## Challenge
For each line of the data below that holds "SRMTID", copy the line.

+++

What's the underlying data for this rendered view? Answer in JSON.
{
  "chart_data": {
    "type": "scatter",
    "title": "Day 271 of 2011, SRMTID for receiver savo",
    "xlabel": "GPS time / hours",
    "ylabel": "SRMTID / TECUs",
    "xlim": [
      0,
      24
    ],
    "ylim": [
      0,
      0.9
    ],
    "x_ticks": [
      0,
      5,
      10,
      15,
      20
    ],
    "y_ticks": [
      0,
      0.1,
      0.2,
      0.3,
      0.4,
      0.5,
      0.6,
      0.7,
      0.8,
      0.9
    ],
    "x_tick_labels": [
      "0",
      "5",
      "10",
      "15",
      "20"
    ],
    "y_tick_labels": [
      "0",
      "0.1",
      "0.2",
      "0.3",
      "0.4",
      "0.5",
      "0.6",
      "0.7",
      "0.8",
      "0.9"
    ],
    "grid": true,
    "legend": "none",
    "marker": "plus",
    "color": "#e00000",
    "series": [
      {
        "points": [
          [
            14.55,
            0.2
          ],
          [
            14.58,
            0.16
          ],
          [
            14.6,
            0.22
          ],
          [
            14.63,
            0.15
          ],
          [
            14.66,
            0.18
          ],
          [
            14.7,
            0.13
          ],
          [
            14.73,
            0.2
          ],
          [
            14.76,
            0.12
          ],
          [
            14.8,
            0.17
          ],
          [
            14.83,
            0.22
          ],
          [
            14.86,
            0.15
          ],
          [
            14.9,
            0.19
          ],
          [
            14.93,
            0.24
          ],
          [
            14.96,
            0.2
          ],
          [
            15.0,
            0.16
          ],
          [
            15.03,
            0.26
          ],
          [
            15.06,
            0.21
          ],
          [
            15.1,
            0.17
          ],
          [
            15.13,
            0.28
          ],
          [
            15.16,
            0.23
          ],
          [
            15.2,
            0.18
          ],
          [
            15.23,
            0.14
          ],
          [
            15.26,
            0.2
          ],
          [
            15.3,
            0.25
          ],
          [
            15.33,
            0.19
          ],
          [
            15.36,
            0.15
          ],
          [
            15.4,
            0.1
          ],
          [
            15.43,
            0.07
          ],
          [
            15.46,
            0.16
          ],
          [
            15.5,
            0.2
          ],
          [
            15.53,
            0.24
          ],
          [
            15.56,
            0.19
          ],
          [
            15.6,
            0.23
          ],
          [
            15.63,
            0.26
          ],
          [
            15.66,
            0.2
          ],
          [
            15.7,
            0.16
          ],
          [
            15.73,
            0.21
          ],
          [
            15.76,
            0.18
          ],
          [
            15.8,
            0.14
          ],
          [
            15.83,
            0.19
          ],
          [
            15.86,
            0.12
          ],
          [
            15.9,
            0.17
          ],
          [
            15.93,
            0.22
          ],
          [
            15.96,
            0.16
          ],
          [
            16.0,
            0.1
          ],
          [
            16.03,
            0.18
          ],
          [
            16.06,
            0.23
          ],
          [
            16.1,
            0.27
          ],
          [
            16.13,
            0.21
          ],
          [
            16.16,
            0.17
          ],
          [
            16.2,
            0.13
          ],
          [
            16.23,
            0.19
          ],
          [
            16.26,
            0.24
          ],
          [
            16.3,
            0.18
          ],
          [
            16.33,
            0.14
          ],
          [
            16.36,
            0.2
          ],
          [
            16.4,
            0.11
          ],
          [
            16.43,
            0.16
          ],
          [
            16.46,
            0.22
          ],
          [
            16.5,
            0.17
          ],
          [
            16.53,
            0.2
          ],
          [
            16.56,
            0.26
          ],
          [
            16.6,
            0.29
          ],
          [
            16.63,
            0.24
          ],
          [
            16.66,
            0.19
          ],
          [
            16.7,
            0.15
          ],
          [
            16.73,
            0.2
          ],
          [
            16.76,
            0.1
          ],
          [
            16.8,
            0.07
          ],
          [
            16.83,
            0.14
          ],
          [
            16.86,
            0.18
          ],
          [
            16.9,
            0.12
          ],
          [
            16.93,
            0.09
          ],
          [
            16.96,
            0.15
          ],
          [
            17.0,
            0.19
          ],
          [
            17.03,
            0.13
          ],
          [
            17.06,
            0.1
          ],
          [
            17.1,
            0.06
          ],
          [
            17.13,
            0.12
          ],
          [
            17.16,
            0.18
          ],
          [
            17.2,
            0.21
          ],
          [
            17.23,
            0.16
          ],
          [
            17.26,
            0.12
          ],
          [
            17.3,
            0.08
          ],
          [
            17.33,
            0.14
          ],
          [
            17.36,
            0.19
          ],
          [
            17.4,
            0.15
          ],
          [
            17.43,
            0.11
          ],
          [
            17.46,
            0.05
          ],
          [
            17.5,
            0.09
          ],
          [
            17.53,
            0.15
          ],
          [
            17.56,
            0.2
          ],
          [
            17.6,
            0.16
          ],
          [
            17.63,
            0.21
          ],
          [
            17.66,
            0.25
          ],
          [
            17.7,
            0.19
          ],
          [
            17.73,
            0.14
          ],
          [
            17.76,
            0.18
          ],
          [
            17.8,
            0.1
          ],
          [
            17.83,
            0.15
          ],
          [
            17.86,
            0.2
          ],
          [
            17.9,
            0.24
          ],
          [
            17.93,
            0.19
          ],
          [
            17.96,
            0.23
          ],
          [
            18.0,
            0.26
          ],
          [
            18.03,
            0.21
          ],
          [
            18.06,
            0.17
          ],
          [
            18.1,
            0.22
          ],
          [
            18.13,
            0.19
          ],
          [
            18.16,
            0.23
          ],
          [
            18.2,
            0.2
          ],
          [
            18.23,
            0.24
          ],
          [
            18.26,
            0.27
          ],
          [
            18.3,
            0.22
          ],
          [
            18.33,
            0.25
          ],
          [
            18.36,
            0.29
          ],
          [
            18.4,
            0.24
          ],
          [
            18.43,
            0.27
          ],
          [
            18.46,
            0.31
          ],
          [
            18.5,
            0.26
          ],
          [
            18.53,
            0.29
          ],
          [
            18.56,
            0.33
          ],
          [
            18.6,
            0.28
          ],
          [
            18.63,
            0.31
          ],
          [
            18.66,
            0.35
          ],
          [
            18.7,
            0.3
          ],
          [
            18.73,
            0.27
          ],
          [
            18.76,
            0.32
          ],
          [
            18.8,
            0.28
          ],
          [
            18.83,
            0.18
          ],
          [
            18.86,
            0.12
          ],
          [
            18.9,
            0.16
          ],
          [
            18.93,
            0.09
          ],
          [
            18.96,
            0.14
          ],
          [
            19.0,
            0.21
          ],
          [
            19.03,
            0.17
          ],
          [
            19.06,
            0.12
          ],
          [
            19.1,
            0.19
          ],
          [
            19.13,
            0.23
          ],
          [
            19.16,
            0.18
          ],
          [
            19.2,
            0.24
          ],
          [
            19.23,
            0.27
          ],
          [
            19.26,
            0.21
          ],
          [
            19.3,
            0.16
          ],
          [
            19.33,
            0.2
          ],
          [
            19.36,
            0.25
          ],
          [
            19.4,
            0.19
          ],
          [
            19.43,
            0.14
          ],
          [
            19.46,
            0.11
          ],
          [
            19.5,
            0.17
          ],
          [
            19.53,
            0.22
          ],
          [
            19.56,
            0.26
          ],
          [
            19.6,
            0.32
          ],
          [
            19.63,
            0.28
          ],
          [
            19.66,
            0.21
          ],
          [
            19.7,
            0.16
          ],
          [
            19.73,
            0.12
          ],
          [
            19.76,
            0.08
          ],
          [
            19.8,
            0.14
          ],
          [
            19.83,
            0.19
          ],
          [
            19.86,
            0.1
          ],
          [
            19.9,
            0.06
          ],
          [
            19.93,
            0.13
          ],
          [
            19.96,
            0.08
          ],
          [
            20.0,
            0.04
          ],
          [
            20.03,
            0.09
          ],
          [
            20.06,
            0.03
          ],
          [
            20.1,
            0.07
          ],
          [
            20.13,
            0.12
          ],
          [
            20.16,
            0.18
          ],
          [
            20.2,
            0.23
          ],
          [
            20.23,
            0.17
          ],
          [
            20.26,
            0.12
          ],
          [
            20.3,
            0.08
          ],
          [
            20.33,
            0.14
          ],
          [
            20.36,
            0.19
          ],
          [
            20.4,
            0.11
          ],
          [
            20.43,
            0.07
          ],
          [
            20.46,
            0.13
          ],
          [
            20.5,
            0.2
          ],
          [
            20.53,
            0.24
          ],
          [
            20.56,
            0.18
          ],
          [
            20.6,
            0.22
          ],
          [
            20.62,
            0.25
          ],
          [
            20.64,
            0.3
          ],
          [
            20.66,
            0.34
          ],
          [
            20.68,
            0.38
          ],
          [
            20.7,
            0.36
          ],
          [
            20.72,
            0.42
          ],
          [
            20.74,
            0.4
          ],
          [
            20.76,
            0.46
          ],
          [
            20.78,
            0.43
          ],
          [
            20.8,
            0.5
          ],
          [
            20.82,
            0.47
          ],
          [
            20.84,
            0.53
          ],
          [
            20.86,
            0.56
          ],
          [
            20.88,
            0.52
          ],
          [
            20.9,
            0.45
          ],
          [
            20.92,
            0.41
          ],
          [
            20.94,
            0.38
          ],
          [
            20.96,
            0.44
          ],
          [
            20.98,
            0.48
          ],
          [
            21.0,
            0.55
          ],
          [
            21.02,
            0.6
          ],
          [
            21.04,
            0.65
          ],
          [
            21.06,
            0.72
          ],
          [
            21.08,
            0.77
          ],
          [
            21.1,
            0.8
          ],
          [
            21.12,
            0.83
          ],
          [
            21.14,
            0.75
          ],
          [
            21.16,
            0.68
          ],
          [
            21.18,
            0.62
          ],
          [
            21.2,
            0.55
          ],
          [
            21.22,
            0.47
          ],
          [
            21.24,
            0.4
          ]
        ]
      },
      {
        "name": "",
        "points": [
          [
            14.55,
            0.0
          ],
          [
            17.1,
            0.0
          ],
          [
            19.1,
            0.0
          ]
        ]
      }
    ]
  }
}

+++

## Exercise response
    "title": "Day 271 of 2011, SRMTID for receiver savo",
    "ylabel": "SRMTID / TECUs",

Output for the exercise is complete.